+++ Records to process
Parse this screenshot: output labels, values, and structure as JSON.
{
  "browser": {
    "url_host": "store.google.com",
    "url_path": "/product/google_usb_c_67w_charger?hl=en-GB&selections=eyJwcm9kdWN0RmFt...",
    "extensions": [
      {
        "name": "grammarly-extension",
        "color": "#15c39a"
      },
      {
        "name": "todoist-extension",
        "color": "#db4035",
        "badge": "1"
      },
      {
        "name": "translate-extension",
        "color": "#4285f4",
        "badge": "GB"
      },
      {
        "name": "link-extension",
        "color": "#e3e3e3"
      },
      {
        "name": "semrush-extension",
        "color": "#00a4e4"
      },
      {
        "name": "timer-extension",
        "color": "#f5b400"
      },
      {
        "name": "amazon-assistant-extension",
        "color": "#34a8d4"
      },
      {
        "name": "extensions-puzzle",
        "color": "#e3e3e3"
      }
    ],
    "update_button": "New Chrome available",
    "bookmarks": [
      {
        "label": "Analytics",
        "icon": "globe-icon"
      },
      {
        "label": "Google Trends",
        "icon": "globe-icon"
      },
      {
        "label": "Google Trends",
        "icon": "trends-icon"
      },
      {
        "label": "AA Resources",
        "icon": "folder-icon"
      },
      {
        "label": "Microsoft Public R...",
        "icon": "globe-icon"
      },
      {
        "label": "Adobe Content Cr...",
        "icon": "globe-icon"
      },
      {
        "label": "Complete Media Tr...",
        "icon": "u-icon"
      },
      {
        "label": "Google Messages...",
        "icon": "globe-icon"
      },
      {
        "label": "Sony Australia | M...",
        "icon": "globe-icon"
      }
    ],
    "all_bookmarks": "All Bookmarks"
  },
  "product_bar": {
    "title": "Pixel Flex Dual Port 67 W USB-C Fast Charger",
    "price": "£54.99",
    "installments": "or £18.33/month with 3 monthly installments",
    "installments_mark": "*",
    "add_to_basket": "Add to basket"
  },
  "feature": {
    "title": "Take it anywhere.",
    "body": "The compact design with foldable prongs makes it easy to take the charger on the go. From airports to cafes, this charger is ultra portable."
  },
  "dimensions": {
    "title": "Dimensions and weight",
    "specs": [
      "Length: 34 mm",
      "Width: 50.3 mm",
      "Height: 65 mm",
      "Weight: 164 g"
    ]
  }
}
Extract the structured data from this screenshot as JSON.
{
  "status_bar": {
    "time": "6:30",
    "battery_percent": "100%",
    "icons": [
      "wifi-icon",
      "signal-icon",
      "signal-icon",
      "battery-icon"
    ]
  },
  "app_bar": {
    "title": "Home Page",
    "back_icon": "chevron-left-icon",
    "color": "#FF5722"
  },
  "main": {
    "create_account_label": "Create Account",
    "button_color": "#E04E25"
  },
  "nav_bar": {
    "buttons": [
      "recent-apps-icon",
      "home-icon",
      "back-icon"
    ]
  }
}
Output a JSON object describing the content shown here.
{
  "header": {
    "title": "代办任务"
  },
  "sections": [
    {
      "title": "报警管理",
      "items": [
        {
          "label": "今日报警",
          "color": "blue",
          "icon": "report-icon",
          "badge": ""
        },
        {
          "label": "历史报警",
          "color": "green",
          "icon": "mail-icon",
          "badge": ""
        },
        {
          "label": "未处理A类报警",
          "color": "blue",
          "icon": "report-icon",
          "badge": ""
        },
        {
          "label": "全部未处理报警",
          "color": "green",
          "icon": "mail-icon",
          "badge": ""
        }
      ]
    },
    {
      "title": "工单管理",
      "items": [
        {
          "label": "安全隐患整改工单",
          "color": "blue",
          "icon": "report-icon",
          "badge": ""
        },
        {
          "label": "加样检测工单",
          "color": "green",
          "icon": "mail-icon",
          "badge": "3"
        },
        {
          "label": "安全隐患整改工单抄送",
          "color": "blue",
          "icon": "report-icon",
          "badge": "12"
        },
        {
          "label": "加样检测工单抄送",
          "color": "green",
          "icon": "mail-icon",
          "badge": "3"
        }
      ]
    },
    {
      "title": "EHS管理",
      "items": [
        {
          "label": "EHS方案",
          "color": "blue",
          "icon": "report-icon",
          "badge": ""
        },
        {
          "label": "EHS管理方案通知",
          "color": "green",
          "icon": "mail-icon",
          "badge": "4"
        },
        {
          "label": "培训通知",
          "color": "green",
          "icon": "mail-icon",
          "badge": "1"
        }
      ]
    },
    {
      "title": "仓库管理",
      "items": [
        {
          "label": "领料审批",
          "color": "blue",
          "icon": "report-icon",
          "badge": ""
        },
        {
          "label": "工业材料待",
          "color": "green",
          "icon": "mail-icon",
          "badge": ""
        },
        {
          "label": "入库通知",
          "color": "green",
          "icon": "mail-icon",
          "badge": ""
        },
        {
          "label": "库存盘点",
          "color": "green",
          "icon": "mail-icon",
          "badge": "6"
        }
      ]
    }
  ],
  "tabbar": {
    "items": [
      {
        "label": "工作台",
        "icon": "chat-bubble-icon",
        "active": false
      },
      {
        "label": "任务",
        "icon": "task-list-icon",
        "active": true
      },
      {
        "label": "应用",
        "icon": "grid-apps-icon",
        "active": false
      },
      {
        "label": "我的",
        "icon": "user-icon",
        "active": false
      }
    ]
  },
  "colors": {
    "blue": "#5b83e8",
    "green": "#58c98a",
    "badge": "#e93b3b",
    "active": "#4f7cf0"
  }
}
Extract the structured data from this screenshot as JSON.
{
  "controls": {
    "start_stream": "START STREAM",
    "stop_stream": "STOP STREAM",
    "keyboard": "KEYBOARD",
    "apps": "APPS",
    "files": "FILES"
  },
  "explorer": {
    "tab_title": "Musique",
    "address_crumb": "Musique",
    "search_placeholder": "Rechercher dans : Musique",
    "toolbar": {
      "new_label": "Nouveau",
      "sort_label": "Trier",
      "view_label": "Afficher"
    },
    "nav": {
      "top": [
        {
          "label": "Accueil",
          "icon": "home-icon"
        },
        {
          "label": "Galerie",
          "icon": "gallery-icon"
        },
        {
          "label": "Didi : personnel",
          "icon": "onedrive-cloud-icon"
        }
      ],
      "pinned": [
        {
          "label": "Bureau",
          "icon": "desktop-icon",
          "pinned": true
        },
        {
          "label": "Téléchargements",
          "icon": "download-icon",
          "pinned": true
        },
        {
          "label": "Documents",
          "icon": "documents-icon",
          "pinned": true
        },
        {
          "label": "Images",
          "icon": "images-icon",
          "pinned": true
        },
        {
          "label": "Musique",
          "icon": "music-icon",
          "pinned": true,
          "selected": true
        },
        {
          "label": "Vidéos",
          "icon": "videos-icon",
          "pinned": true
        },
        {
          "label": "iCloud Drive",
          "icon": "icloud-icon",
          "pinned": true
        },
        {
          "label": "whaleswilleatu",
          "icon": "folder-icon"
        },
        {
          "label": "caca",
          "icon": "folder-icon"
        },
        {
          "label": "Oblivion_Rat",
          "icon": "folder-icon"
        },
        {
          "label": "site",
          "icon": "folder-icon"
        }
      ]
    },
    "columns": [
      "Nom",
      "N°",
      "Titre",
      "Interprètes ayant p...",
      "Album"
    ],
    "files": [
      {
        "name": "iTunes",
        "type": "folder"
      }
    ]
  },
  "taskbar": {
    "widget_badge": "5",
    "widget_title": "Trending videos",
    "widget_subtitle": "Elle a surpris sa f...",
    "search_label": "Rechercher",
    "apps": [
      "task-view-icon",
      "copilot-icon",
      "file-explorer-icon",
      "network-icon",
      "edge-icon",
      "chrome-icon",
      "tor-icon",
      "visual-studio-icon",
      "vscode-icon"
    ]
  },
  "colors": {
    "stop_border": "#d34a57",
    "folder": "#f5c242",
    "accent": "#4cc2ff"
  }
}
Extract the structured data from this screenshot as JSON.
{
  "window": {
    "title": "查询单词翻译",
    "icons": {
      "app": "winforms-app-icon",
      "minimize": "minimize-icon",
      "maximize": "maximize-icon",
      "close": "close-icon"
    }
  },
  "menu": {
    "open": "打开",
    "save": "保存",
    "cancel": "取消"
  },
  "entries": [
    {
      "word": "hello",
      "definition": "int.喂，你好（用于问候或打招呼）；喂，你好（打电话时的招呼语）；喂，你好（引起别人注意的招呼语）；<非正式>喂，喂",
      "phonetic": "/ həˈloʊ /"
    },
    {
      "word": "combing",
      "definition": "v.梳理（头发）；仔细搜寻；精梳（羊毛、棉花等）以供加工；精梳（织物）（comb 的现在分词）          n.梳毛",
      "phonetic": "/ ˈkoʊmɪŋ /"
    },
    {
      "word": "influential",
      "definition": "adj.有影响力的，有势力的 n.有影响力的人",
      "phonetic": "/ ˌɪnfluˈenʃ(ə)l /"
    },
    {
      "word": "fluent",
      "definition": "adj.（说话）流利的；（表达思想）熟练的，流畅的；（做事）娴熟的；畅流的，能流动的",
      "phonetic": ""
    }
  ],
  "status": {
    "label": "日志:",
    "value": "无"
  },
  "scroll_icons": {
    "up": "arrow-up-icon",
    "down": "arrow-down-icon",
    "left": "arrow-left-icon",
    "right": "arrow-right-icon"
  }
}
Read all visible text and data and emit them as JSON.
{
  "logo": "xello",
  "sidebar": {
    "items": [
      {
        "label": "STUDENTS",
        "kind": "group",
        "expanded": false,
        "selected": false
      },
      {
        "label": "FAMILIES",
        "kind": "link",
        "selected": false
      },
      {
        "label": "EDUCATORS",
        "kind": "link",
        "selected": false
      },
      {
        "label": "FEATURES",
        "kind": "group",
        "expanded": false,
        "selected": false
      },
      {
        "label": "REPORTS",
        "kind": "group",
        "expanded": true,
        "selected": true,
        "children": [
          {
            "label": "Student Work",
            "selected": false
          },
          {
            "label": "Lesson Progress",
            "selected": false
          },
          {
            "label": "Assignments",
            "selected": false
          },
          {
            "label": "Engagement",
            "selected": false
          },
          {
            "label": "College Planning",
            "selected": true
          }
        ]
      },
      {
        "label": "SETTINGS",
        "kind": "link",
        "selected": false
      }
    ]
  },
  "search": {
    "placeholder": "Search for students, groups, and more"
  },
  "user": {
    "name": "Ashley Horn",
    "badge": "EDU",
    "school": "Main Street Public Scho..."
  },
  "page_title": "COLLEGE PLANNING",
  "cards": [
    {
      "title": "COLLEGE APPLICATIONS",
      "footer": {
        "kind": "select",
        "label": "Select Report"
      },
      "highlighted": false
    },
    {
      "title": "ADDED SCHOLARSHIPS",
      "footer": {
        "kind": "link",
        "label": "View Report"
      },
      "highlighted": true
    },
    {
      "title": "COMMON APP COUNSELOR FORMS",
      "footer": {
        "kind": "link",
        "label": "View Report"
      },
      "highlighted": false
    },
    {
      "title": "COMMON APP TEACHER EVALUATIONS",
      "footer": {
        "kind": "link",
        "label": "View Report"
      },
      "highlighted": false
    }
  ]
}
++++++
Identify and copy the lines holding the word "left".

Exercise answer
    "back_icon": "chevron-left-icon",
    "left": "arrow-left-icon",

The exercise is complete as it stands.